What to work on
Leave out any pictures and transcribe all other data below exactly.
=== Task data ===
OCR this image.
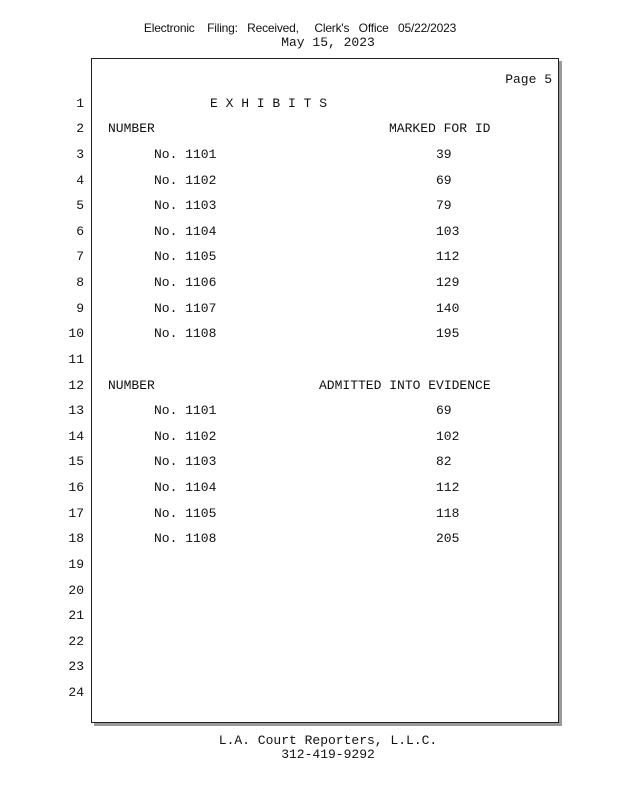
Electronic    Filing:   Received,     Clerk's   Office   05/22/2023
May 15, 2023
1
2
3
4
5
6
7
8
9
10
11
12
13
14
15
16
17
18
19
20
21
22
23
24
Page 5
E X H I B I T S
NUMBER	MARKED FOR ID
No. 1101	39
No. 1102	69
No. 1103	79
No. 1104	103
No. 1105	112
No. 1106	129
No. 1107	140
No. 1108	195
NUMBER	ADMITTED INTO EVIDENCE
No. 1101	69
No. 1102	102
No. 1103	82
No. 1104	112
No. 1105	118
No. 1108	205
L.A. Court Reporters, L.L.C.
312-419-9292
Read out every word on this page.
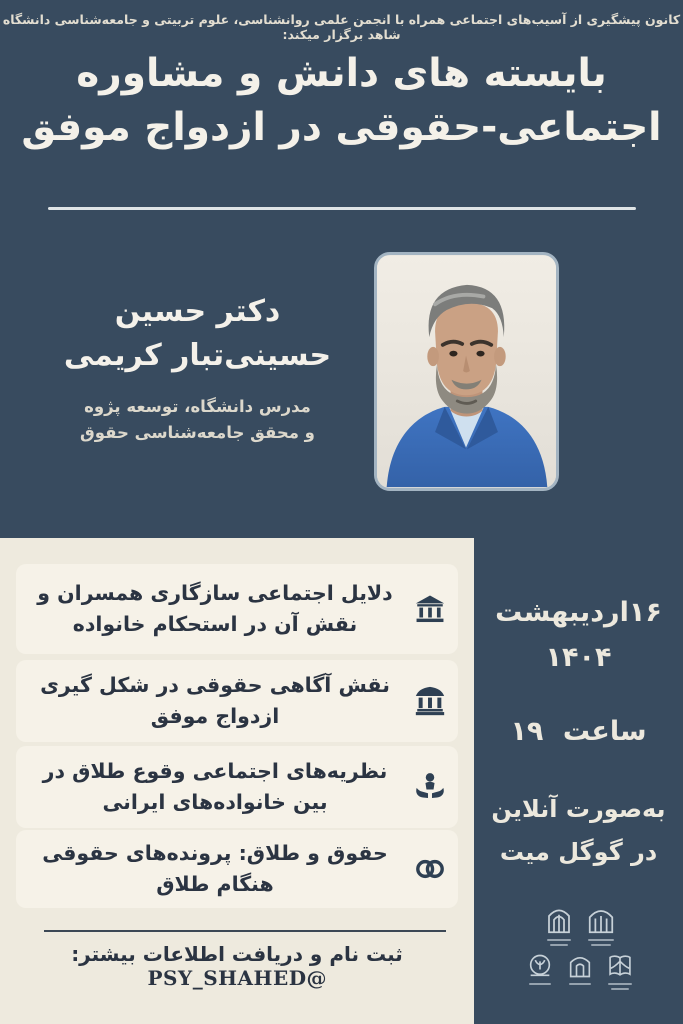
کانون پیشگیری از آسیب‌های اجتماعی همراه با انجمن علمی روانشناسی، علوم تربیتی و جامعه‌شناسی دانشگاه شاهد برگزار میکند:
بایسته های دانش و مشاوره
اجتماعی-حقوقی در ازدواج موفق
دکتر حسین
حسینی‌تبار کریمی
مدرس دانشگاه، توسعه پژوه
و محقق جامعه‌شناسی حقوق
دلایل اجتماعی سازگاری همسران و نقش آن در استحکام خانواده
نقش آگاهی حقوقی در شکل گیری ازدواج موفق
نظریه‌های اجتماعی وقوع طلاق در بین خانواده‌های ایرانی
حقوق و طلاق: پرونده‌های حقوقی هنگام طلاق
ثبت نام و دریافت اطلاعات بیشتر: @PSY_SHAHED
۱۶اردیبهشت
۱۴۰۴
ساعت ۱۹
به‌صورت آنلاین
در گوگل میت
===
Written answer
OCR this image.
Electronic    Filing:   Received,     Clerk's   Office   05/22/2023
May 15, 2023
1
2
3
4
5
6
7
8
9
10
11
12
13
14
15
16
17
18
19
20
21
22
23
24
Page 5
E X H I B I T S
NUMBER	MARKED FOR ID
No. 1101	39
No. 1102	69
No. 1103	79
No. 1104	103
No. 1105	112
No. 1106	129
No. 1107	140
No. 1108	195
NUMBER	ADMITTED INTO EVIDENCE
No. 1101	69
No. 1102	102
No. 1103	82
No. 1104	112
No. 1105	118
No. 1108	205
L.A. Court Reporters, L.L.C.
312-419-9292
Read out every word on this page.
کانون پیشگیری از آسیب‌های اجتماعی همراه با انجمن علمی روانشناسی، علوم تربیتی و جامعه‌شناسی دانشگاه شاهد برگزار میکند:
بایسته های دانش و مشاوره
اجتماعی-حقوقی در ازدواج موفق
دکتر حسین
حسینی‌تبار کریمی
مدرس دانشگاه، توسعه پژوه
و محقق جامعه‌شناسی حقوق
دلایل اجتماعی سازگاری همسران و نقش آن در استحکام خانواده
نقش آگاهی حقوقی در شکل گیری ازدواج موفق
نظریه‌های اجتماعی وقوع طلاق در بین خانواده‌های ایرانی
حقوق و طلاق: پرونده‌های حقوقی هنگام طلاق
ثبت نام و دریافت اطلاعات بیشتر: @PSY_SHAHED
۱۶اردیبهشت
۱۴۰۴
ساعت ۱۹
به‌صورت آنلاین
در گوگل میت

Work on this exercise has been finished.